▶ [Work to complete]:
Scan the lines and state how many carry "this". Leave out everything but the number.

____

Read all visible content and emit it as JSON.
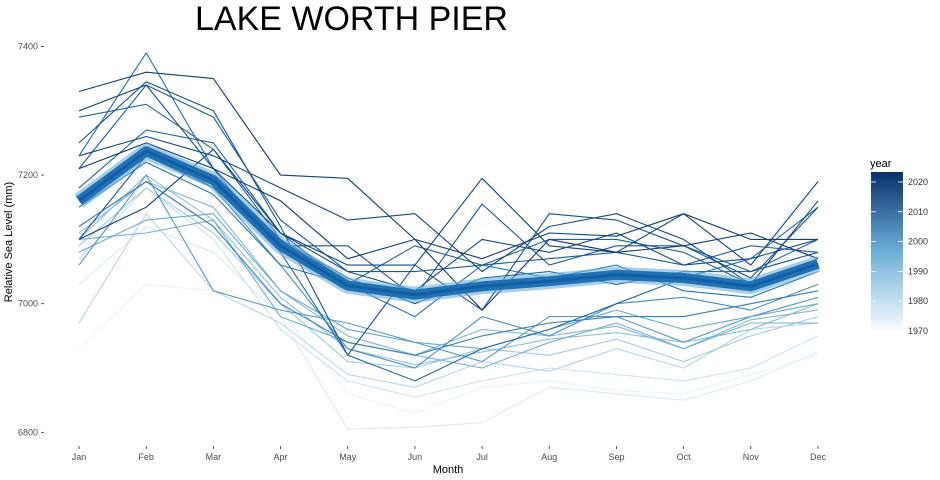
{
  "chart_data": {
    "type": "line",
    "title": "LAKE WORTH PIER",
    "xlabel": "Month",
    "ylabel": "Relative Sea Level (mm)",
    "categories": [
      "Jan",
      "Feb",
      "Mar",
      "Apr",
      "May",
      "Jun",
      "Jul",
      "Aug",
      "Sep",
      "Oct",
      "Nov",
      "Dec"
    ],
    "ylim": [
      6785,
      7410
    ],
    "yticks": [
      6800,
      7000,
      7200,
      7400
    ],
    "legend": {
      "title": "year",
      "position": "right",
      "range": [
        1970,
        2022
      ],
      "ticks": [
        1970,
        1980,
        1990,
        2000,
        2010,
        2020
      ],
      "color_low": "#f7fbff",
      "color_high": "#08306b"
    },
    "mean_line": {
      "color": "#2171b5",
      "values": [
        7160,
        7237,
        7192,
        7090,
        7028,
        7014,
        7027,
        7035,
        7045,
        7040,
        7027,
        7062
      ]
    },
    "series": [
      {
        "year": 1973,
        "values": [
          6930,
          7030,
          7020,
          6990,
          6860,
          6830,
          6870,
          6880,
          6865,
          6860,
          6890,
          6920
        ]
      },
      {
        "year": 1977,
        "values": [
          7030,
          7120,
          7080,
          6980,
          6805,
          6808,
          6815,
          6870,
          6860,
          6850,
          6880,
          6925
        ]
      },
      {
        "year": 1981,
        "values": [
          7070,
          7180,
          7100,
          6960,
          6880,
          6855,
          6880,
          6900,
          6890,
          6880,
          6900,
          6950
        ]
      },
      {
        "year": 1985,
        "values": [
          6970,
          7140,
          7020,
          6970,
          6890,
          6870,
          6910,
          6895,
          6930,
          6900,
          6960,
          6970
        ]
      },
      {
        "year": 1988,
        "values": [
          7090,
          7180,
          7110,
          7000,
          6910,
          6900,
          6930,
          6920,
          6945,
          6910,
          6950,
          6980
        ]
      },
      {
        "year": 1991,
        "values": [
          7100,
          7200,
          7130,
          7010,
          6930,
          6905,
          6925,
          6945,
          6955,
          6940,
          6960,
          7000
        ]
      },
      {
        "year": 1993,
        "values": [
          7110,
          7190,
          7150,
          7020,
          6950,
          6920,
          6960,
          6950,
          6965,
          6930,
          6975,
          6990
        ]
      },
      {
        "year": 1995,
        "values": [
          7100,
          7110,
          7130,
          6980,
          6940,
          6920,
          6900,
          6940,
          6970,
          6930,
          6970,
          6970
        ]
      },
      {
        "year": 1997,
        "values": [
          7080,
          7130,
          7140,
          7020,
          6960,
          6940,
          6930,
          6960,
          6990,
          6960,
          6980,
          7000
        ]
      },
      {
        "year": 2000,
        "values": [
          7060,
          7200,
          7020,
          6990,
          6970,
          6940,
          6910,
          6980,
          6980,
          6940,
          6980,
          7010
        ]
      },
      {
        "year": 2003,
        "values": [
          7160,
          7240,
          7180,
          7060,
          6930,
          6900,
          6980,
          6950,
          7000,
          7010,
          6990,
          7030
        ]
      },
      {
        "year": 2006,
        "values": [
          7120,
          7190,
          7120,
          7000,
          6940,
          6920,
          6950,
          6970,
          6980,
          6980,
          7000,
          7020
        ]
      },
      {
        "year": 2008,
        "values": [
          7150,
          7220,
          7170,
          7060,
          7030,
          6980,
          7060,
          7040,
          7060,
          7020,
          7010,
          7050
        ]
      },
      {
        "year": 2010,
        "values": [
          7230,
          7390,
          7210,
          7080,
          6920,
          6880,
          6930,
          6960,
          7000,
          7040,
          7070,
          7150
        ]
      },
      {
        "year": 2011,
        "values": [
          7290,
          7310,
          7240,
          7100,
          7040,
          7000,
          7040,
          7050,
          7030,
          7050,
          7050,
          7100
        ]
      },
      {
        "year": 2012,
        "values": [
          7180,
          7270,
          7250,
          7110,
          7030,
          7090,
          7060,
          7100,
          7100,
          7080,
          7030,
          7060
        ]
      },
      {
        "year": 2013,
        "values": [
          7210,
          7340,
          7290,
          7130,
          7050,
          7050,
          7060,
          7070,
          7080,
          7060,
          7090,
          7080
        ]
      },
      {
        "year": 2014,
        "values": [
          7100,
          7230,
          7180,
          7090,
          7090,
          7010,
          7155,
          7060,
          7090,
          7090,
          7050,
          7080
        ]
      },
      {
        "year": 2015,
        "values": [
          7250,
          7345,
          7300,
          7120,
          6920,
          7060,
          6990,
          7140,
          7130,
          7090,
          7040,
          7150
        ]
      },
      {
        "year": 2016,
        "values": [
          7300,
          7340,
          7210,
          7110,
          7050,
          7020,
          7100,
          7080,
          7110,
          7060,
          7070,
          7100
        ]
      },
      {
        "year": 2017,
        "values": [
          7230,
          7260,
          7230,
          7180,
          7130,
          7140,
          7050,
          7120,
          7140,
          7100,
          7030,
          7160
        ]
      },
      {
        "year": 2018,
        "values": [
          7100,
          7150,
          7240,
          7110,
          7060,
          7060,
          7195,
          7090,
          7080,
          7140,
          7060,
          7190
        ]
      },
      {
        "year": 2019,
        "values": [
          7330,
          7360,
          7350,
          7200,
          7195,
          7100,
          7070,
          7110,
          7105,
          7140,
          7100,
          7100
        ]
      },
      {
        "year": 2020,
        "values": [
          7210,
          7250,
          7210,
          7160,
          7070,
          7100,
          6990,
          7100,
          7080,
          7090,
          7110,
          7070
        ]
      }
    ]
  }
}
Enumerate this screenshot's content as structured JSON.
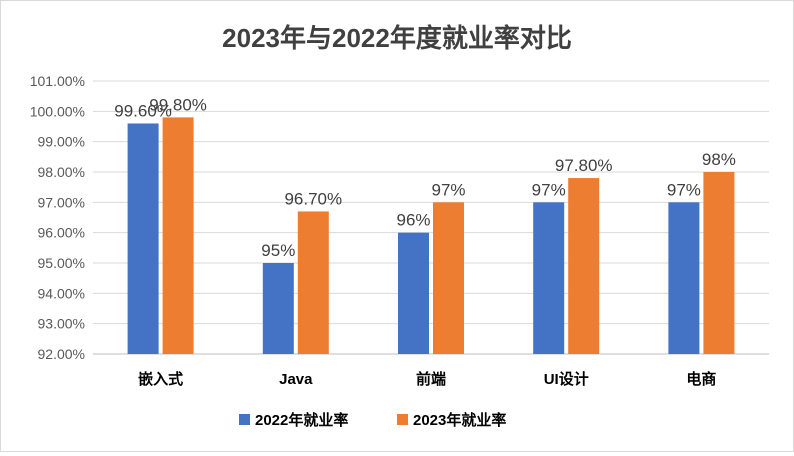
{
  "chart_data": {
    "type": "bar",
    "title": "2023年与2022年度就业率对比",
    "categories": [
      "嵌入式",
      "Java",
      "前端",
      "UI设计",
      "电商"
    ],
    "series": [
      {
        "name": "2022年就业率",
        "color": "#4472c4",
        "values": [
          99.6,
          95,
          96,
          97,
          97
        ],
        "labels": [
          "99.60%",
          "95%",
          "96%",
          "97%",
          "97%"
        ]
      },
      {
        "name": "2023年就业率",
        "color": "#ed7d31",
        "values": [
          99.8,
          96.7,
          97,
          97.8,
          98
        ],
        "labels": [
          "99.80%",
          "96.70%",
          "97%",
          "97.80%",
          "98%"
        ]
      }
    ],
    "ylim": [
      92,
      101
    ],
    "ytick_step": 1,
    "ytick_labels": [
      "92.00%",
      "93.00%",
      "94.00%",
      "95.00%",
      "96.00%",
      "97.00%",
      "98.00%",
      "99.00%",
      "100.00%",
      "101.00%"
    ],
    "xlabel": "",
    "ylabel": "",
    "grid": true,
    "legend": "bottom"
  }
}
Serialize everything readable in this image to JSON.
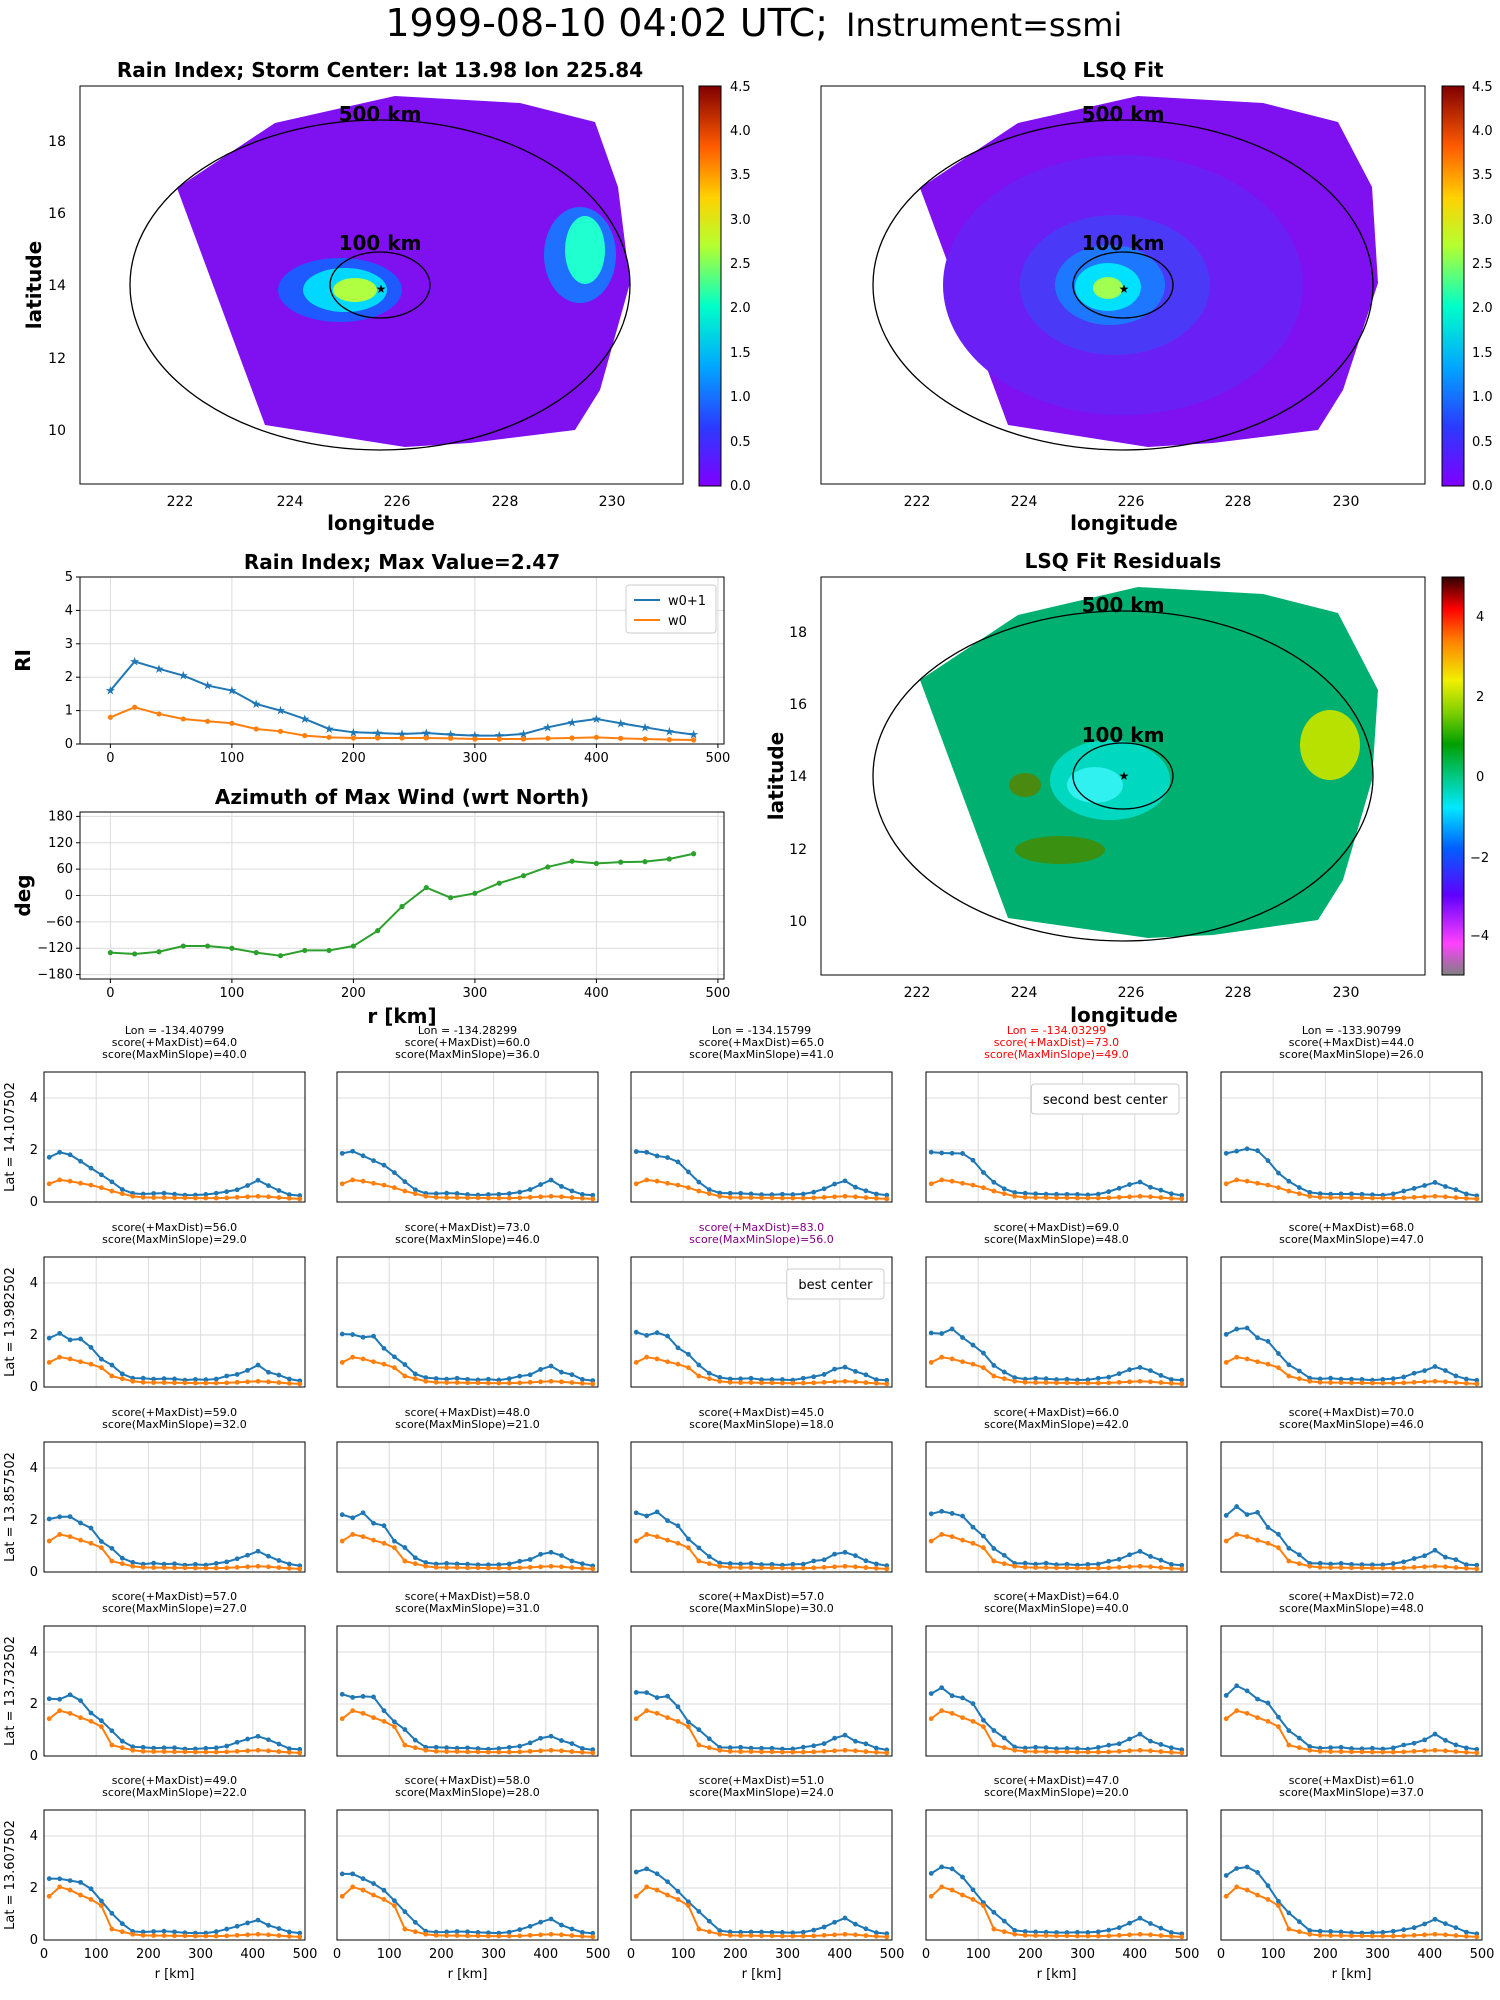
{
  "suptitle": {
    "date": "1999-08-10 04:02 UTC;",
    "instrument": "Instrument=ssmi"
  },
  "colors": {
    "w0p1": "#1f77b4",
    "w0": "#ff7f0e",
    "azimuth": "#2ca02c",
    "highlight_red": "#ff0000",
    "highlight_purple": "#800080"
  },
  "maps": [
    {
      "title": "Rain Index; Storm Center: lat 13.98 lon 225.84",
      "xlabel": "longitude",
      "ylabel": "latitude",
      "xticks": [
        "222",
        "224",
        "226",
        "228",
        "230"
      ],
      "yticks": [
        "10",
        "12",
        "14",
        "16",
        "18"
      ],
      "ring_labels": [
        "500 km",
        "100 km"
      ],
      "colorbar_ticks": [
        "0.0",
        "0.5",
        "1.0",
        "1.5",
        "2.0",
        "2.5",
        "3.0",
        "3.5",
        "4.0",
        "4.5"
      ],
      "colormap": "jet",
      "center": {
        "lat": 13.98,
        "lon": 225.84
      }
    },
    {
      "title": "LSQ Fit",
      "xlabel": "longitude",
      "ylabel": "",
      "xticks": [
        "222",
        "224",
        "226",
        "228",
        "230"
      ],
      "yticks": [],
      "ring_labels": [
        "500 km",
        "100 km"
      ],
      "colorbar_ticks": [
        "0.0",
        "0.5",
        "1.0",
        "1.5",
        "2.0",
        "2.5",
        "3.0",
        "3.5",
        "4.0",
        "4.5"
      ],
      "colormap": "jet"
    },
    {
      "title": "LSQ Fit Residuals",
      "xlabel": "longitude",
      "ylabel": "latitude",
      "xticks": [
        "222",
        "224",
        "226",
        "228",
        "230"
      ],
      "yticks": [
        "10",
        "12",
        "14",
        "16",
        "18"
      ],
      "ring_labels": [
        "500 km",
        "100 km"
      ],
      "colorbar_ticks": [
        "−4",
        "−2",
        "0",
        "2",
        "4"
      ],
      "colormap": "gist_ncar"
    }
  ],
  "chart_data": [
    {
      "type": "line",
      "title": "Rain Index; Max Value=2.47",
      "xlabel": "",
      "ylabel": "RI",
      "xlim": [
        -25,
        505
      ],
      "ylim": [
        0,
        5
      ],
      "x": [
        0,
        20,
        40,
        60,
        80,
        100,
        120,
        140,
        160,
        180,
        200,
        220,
        240,
        260,
        280,
        300,
        320,
        340,
        360,
        380,
        400,
        420,
        440,
        460,
        480
      ],
      "series": [
        {
          "name": "w0+1",
          "values": [
            1.6,
            2.47,
            2.25,
            2.05,
            1.75,
            1.6,
            1.2,
            1.0,
            0.75,
            0.45,
            0.35,
            0.33,
            0.3,
            0.33,
            0.28,
            0.25,
            0.25,
            0.3,
            0.5,
            0.65,
            0.75,
            0.62,
            0.5,
            0.38,
            0.28
          ]
        },
        {
          "name": "w0",
          "values": [
            0.8,
            1.1,
            0.9,
            0.75,
            0.68,
            0.62,
            0.45,
            0.38,
            0.25,
            0.2,
            0.18,
            0.18,
            0.18,
            0.18,
            0.17,
            0.15,
            0.15,
            0.15,
            0.17,
            0.18,
            0.2,
            0.17,
            0.15,
            0.13,
            0.12
          ]
        }
      ]
    },
    {
      "type": "line",
      "title": "Azimuth of Max Wind (wrt North)",
      "xlabel": "r [km]",
      "ylabel": "deg",
      "xlim": [
        -25,
        505
      ],
      "ylim": [
        -190,
        190
      ],
      "x": [
        0,
        20,
        40,
        60,
        80,
        100,
        120,
        140,
        160,
        180,
        200,
        220,
        240,
        260,
        280,
        300,
        320,
        340,
        360,
        380,
        400,
        420,
        440,
        460,
        480
      ],
      "series": [
        {
          "name": "",
          "values": [
            -130,
            -133,
            -128,
            -115,
            -115,
            -120,
            -130,
            -137,
            -125,
            -125,
            -115,
            -80,
            -25,
            18,
            -5,
            5,
            28,
            45,
            65,
            78,
            73,
            76,
            77,
            83,
            95
          ]
        }
      ]
    },
    {
      "type": "line",
      "grid_rows": 5,
      "grid_cols": 5,
      "xlabel": "r [km]",
      "xticks": [
        "0",
        "100",
        "200",
        "300",
        "400",
        "500"
      ],
      "yticks": [
        "0",
        "2",
        "4"
      ],
      "ylim": [
        0,
        5
      ],
      "xlim": [
        0,
        500
      ],
      "row_labels": [
        "Lat = 14.107502",
        "Lat = 13.982502",
        "Lat = 13.857502",
        "Lat = 13.732502",
        "Lat = 13.607502"
      ],
      "col_lons": [
        "Lon = -134.40799",
        "Lon = -134.28299",
        "Lon = -134.15799",
        "Lon = -134.03299",
        "Lon = -133.90799"
      ],
      "cells": [
        [
          {
            "s1": "score(+MaxDist)=64.0",
            "s2": "score(MaxMinSlope)=40.0"
          },
          {
            "s1": "score(+MaxDist)=60.0",
            "s2": "score(MaxMinSlope)=36.0"
          },
          {
            "s1": "score(+MaxDist)=65.0",
            "s2": "score(MaxMinSlope)=41.0"
          },
          {
            "s1": "score(+MaxDist)=73.0",
            "s2": "score(MaxMinSlope)=49.0",
            "hl": "red",
            "legend": "second best center"
          },
          {
            "s1": "score(+MaxDist)=44.0",
            "s2": "score(MaxMinSlope)=26.0"
          }
        ],
        [
          {
            "s1": "score(+MaxDist)=56.0",
            "s2": "score(MaxMinSlope)=29.0"
          },
          {
            "s1": "score(+MaxDist)=73.0",
            "s2": "score(MaxMinSlope)=46.0"
          },
          {
            "s1": "score(+MaxDist)=83.0",
            "s2": "score(MaxMinSlope)=56.0",
            "hl": "purple",
            "legend": "best center"
          },
          {
            "s1": "score(+MaxDist)=69.0",
            "s2": "score(MaxMinSlope)=48.0"
          },
          {
            "s1": "score(+MaxDist)=68.0",
            "s2": "score(MaxMinSlope)=47.0"
          }
        ],
        [
          {
            "s1": "score(+MaxDist)=59.0",
            "s2": "score(MaxMinSlope)=32.0"
          },
          {
            "s1": "score(+MaxDist)=48.0",
            "s2": "score(MaxMinSlope)=21.0"
          },
          {
            "s1": "score(+MaxDist)=45.0",
            "s2": "score(MaxMinSlope)=18.0"
          },
          {
            "s1": "score(+MaxDist)=66.0",
            "s2": "score(MaxMinSlope)=42.0"
          },
          {
            "s1": "score(+MaxDist)=70.0",
            "s2": "score(MaxMinSlope)=46.0"
          }
        ],
        [
          {
            "s1": "score(+MaxDist)=57.0",
            "s2": "score(MaxMinSlope)=27.0"
          },
          {
            "s1": "score(+MaxDist)=58.0",
            "s2": "score(MaxMinSlope)=31.0"
          },
          {
            "s1": "score(+MaxDist)=57.0",
            "s2": "score(MaxMinSlope)=30.0"
          },
          {
            "s1": "score(+MaxDist)=64.0",
            "s2": "score(MaxMinSlope)=40.0"
          },
          {
            "s1": "score(+MaxDist)=72.0",
            "s2": "score(MaxMinSlope)=48.0"
          }
        ],
        [
          {
            "s1": "score(+MaxDist)=49.0",
            "s2": "score(MaxMinSlope)=22.0"
          },
          {
            "s1": "score(+MaxDist)=58.0",
            "s2": "score(MaxMinSlope)=28.0"
          },
          {
            "s1": "score(+MaxDist)=51.0",
            "s2": "score(MaxMinSlope)=24.0"
          },
          {
            "s1": "score(+MaxDist)=47.0",
            "s2": "score(MaxMinSlope)=20.0"
          },
          {
            "s1": "score(+MaxDist)=61.0",
            "s2": "score(MaxMinSlope)=37.0"
          }
        ]
      ]
    }
  ]
}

____

▶ [Response]:
2